## START Exercise inputs

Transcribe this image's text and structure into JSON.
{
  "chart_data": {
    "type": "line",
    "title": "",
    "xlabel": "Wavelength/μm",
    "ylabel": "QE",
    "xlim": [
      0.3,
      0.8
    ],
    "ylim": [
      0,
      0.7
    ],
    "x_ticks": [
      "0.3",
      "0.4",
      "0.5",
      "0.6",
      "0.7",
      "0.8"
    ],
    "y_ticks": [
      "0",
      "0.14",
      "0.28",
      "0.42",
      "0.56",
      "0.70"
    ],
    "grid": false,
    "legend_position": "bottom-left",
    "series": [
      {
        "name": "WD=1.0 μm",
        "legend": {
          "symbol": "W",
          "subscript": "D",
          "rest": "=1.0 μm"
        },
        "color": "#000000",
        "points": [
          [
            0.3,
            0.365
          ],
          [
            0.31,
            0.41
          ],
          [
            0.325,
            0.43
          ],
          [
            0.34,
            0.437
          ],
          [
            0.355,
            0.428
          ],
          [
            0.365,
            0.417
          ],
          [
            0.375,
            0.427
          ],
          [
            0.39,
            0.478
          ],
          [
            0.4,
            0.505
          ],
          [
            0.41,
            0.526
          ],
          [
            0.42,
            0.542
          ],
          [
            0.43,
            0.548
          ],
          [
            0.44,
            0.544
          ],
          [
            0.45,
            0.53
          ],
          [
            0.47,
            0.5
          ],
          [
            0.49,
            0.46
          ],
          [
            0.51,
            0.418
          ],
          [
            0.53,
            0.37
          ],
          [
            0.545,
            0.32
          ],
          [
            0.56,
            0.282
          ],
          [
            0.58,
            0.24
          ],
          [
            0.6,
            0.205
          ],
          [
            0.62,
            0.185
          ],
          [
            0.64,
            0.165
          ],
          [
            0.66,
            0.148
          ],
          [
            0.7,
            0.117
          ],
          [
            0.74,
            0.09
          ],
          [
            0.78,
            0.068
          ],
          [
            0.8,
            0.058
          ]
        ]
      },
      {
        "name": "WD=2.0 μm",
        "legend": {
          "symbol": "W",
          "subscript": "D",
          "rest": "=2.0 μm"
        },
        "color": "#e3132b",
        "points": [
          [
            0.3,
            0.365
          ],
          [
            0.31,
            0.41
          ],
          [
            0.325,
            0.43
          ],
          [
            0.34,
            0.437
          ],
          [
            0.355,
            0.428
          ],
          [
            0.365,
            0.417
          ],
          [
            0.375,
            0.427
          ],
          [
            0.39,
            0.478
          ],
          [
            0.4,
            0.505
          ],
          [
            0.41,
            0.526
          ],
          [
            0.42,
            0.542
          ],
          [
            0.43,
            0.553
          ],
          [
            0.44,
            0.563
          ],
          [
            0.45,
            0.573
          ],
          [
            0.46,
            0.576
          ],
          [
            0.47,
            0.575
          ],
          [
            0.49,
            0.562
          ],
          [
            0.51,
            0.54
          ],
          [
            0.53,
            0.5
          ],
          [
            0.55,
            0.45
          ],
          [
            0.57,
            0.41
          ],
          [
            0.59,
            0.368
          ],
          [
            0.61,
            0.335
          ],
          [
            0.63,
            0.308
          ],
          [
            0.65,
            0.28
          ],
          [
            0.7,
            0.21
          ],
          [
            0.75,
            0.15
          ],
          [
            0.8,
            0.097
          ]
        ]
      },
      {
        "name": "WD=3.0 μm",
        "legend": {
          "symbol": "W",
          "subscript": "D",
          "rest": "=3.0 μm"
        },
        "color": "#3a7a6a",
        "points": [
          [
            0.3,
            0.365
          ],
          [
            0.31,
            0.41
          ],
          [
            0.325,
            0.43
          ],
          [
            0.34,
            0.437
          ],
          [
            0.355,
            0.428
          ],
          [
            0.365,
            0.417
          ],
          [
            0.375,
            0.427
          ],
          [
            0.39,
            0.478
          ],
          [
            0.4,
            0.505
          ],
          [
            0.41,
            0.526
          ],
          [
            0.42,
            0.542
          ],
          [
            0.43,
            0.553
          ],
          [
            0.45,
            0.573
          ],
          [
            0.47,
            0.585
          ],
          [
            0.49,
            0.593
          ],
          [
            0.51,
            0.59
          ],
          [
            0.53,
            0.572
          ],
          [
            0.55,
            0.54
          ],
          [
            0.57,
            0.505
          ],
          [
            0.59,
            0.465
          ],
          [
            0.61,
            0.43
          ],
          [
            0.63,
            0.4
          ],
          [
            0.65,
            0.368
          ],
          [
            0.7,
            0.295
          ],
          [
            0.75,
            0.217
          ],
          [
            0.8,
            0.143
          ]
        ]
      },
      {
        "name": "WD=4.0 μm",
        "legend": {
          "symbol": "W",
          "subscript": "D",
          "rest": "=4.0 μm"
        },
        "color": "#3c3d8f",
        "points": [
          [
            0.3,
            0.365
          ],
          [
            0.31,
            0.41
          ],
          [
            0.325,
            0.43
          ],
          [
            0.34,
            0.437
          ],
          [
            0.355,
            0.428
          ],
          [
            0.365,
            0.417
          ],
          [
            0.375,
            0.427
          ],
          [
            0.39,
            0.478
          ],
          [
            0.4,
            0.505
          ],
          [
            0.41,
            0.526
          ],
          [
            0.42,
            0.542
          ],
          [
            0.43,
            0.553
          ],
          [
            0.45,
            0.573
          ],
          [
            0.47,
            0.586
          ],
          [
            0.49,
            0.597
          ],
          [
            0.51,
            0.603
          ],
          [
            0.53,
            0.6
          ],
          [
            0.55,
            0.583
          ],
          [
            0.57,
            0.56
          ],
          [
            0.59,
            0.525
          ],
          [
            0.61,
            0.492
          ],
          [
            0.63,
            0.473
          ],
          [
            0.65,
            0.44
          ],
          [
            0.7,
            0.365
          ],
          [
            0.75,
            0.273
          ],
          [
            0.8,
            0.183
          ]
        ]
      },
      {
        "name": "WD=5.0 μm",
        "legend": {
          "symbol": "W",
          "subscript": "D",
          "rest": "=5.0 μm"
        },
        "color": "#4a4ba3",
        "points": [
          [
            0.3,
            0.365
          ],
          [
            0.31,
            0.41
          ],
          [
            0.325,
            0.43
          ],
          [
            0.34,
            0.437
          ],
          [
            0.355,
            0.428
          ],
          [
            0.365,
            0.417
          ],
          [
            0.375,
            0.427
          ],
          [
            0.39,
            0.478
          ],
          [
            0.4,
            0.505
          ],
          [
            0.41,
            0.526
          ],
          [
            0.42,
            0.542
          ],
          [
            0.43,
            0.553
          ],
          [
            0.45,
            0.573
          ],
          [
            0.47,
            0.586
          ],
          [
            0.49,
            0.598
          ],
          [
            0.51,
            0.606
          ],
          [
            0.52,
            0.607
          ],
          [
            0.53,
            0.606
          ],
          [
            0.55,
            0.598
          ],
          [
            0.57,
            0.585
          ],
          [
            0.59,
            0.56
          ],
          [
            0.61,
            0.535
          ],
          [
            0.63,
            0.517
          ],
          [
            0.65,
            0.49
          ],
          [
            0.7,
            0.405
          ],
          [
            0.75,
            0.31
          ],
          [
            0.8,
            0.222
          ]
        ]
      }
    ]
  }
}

## END Exercise inputs

## What is expected
Type out the full listing again, exactly as given.

## Complete output
Transcribe this image's text and structure into JSON.
{
  "chart_data": {
    "type": "line",
    "title": "",
    "xlabel": "Wavelength/μm",
    "ylabel": "QE",
    "xlim": [
      0.3,
      0.8
    ],
    "ylim": [
      0,
      0.7
    ],
    "x_ticks": [
      "0.3",
      "0.4",
      "0.5",
      "0.6",
      "0.7",
      "0.8"
    ],
    "y_ticks": [
      "0",
      "0.14",
      "0.28",
      "0.42",
      "0.56",
      "0.70"
    ],
    "grid": false,
    "legend_position": "bottom-left",
    "series": [
      {
        "name": "WD=1.0 μm",
        "legend": {
          "symbol": "W",
          "subscript": "D",
          "rest": "=1.0 μm"
        },
        "color": "#000000",
        "points": [
          [
            0.3,
            0.365
          ],
          [
            0.31,
            0.41
          ],
          [
            0.325,
            0.43
          ],
          [
            0.34,
            0.437
          ],
          [
            0.355,
            0.428
          ],
          [
            0.365,
            0.417
          ],
          [
            0.375,
            0.427
          ],
          [
            0.39,
            0.478
          ],
          [
            0.4,
            0.505
          ],
          [
            0.41,
            0.526
          ],
          [
            0.42,
            0.542
          ],
          [
            0.43,
            0.548
          ],
          [
            0.44,
            0.544
          ],
          [
            0.45,
            0.53
          ],
          [
            0.47,
            0.5
          ],
          [
            0.49,
            0.46
          ],
          [
            0.51,
            0.418
          ],
          [
            0.53,
            0.37
          ],
          [
            0.545,
            0.32
          ],
          [
            0.56,
            0.282
          ],
          [
            0.58,
            0.24
          ],
          [
            0.6,
            0.205
          ],
          [
            0.62,
            0.185
          ],
          [
            0.64,
            0.165
          ],
          [
            0.66,
            0.148
          ],
          [
            0.7,
            0.117
          ],
          [
            0.74,
            0.09
          ],
          [
            0.78,
            0.068
          ],
          [
            0.8,
            0.058
          ]
        ]
      },
      {
        "name": "WD=2.0 μm",
        "legend": {
          "symbol": "W",
          "subscript": "D",
          "rest": "=2.0 μm"
        },
        "color": "#e3132b",
        "points": [
          [
            0.3,
            0.365
          ],
          [
            0.31,
            0.41
          ],
          [
            0.325,
            0.43
          ],
          [
            0.34,
            0.437
          ],
          [
            0.355,
            0.428
          ],
          [
            0.365,
            0.417
          ],
          [
            0.375,
            0.427
          ],
          [
            0.39,
            0.478
          ],
          [
            0.4,
            0.505
          ],
          [
            0.41,
            0.526
          ],
          [
            0.42,
            0.542
          ],
          [
            0.43,
            0.553
          ],
          [
            0.44,
            0.563
          ],
          [
            0.45,
            0.573
          ],
          [
            0.46,
            0.576
          ],
          [
            0.47,
            0.575
          ],
          [
            0.49,
            0.562
          ],
          [
            0.51,
            0.54
          ],
          [
            0.53,
            0.5
          ],
          [
            0.55,
            0.45
          ],
          [
            0.57,
            0.41
          ],
          [
            0.59,
            0.368
          ],
          [
            0.61,
            0.335
          ],
          [
            0.63,
            0.308
          ],
          [
            0.65,
            0.28
          ],
          [
            0.7,
            0.21
          ],
          [
            0.75,
            0.15
          ],
          [
            0.8,
            0.097
          ]
        ]
      },
      {
        "name": "WD=3.0 μm",
        "legend": {
          "symbol": "W",
          "subscript": "D",
          "rest": "=3.0 μm"
        },
        "color": "#3a7a6a",
        "points": [
          [
            0.3,
            0.365
          ],
          [
            0.31,
            0.41
          ],
          [
            0.325,
            0.43
          ],
          [
            0.34,
            0.437
          ],
          [
            0.355,
            0.428
          ],
          [
            0.365,
            0.417
          ],
          [
            0.375,
            0.427
          ],
          [
            0.39,
            0.478
          ],
          [
            0.4,
            0.505
          ],
          [
            0.41,
            0.526
          ],
          [
            0.42,
            0.542
          ],
          [
            0.43,
            0.553
          ],
          [
            0.45,
            0.573
          ],
          [
            0.47,
            0.585
          ],
          [
            0.49,
            0.593
          ],
          [
            0.51,
            0.59
          ],
          [
            0.53,
            0.572
          ],
          [
            0.55,
            0.54
          ],
          [
            0.57,
            0.505
          ],
          [
            0.59,
            0.465
          ],
          [
            0.61,
            0.43
          ],
          [
            0.63,
            0.4
          ],
          [
            0.65,
            0.368
          ],
          [
            0.7,
            0.295
          ],
          [
            0.75,
            0.217
          ],
          [
            0.8,
            0.143
          ]
        ]
      },
      {
        "name": "WD=4.0 μm",
        "legend": {
          "symbol": "W",
          "subscript": "D",
          "rest": "=4.0 μm"
        },
        "color": "#3c3d8f",
        "points": [
          [
            0.3,
            0.365
          ],
          [
            0.31,
            0.41
          ],
          [
            0.325,
            0.43
          ],
          [
            0.34,
            0.437
          ],
          [
            0.355,
            0.428
          ],
          [
            0.365,
            0.417
          ],
          [
            0.375,
            0.427
          ],
          [
            0.39,
            0.478
          ],
          [
            0.4,
            0.505
          ],
          [
            0.41,
            0.526
          ],
          [
            0.42,
            0.542
          ],
          [
            0.43,
            0.553
          ],
          [
            0.45,
            0.573
          ],
          [
            0.47,
            0.586
          ],
          [
            0.49,
            0.597
          ],
          [
            0.51,
            0.603
          ],
          [
            0.53,
            0.6
          ],
          [
            0.55,
            0.583
          ],
          [
            0.57,
            0.56
          ],
          [
            0.59,
            0.525
          ],
          [
            0.61,
            0.492
          ],
          [
            0.63,
            0.473
          ],
          [
            0.65,
            0.44
          ],
          [
            0.7,
            0.365
          ],
          [
            0.75,
            0.273
          ],
          [
            0.8,
            0.183
          ]
        ]
      },
      {
        "name": "WD=5.0 μm",
        "legend": {
          "symbol": "W",
          "subscript": "D",
          "rest": "=5.0 μm"
        },
        "color": "#4a4ba3",
        "points": [
          [
            0.3,
            0.365
          ],
          [
            0.31,
            0.41
          ],
          [
            0.325,
            0.43
          ],
          [
            0.34,
            0.437
          ],
          [
            0.355,
            0.428
          ],
          [
            0.365,
            0.417
          ],
          [
            0.375,
            0.427
          ],
          [
            0.39,
            0.478
          ],
          [
            0.4,
            0.505
          ],
          [
            0.41,
            0.526
          ],
          [
            0.42,
            0.542
          ],
          [
            0.43,
            0.553
          ],
          [
            0.45,
            0.573
          ],
          [
            0.47,
            0.586
          ],
          [
            0.49,
            0.598
          ],
          [
            0.51,
            0.606
          ],
          [
            0.52,
            0.607
          ],
          [
            0.53,
            0.606
          ],
          [
            0.55,
            0.598
          ],
          [
            0.57,
            0.585
          ],
          [
            0.59,
            0.56
          ],
          [
            0.61,
            0.535
          ],
          [
            0.63,
            0.517
          ],
          [
            0.65,
            0.49
          ],
          [
            0.7,
            0.405
          ],
          [
            0.75,
            0.31
          ],
          [
            0.8,
            0.222
          ]
        ]
      }
    ]
  }
}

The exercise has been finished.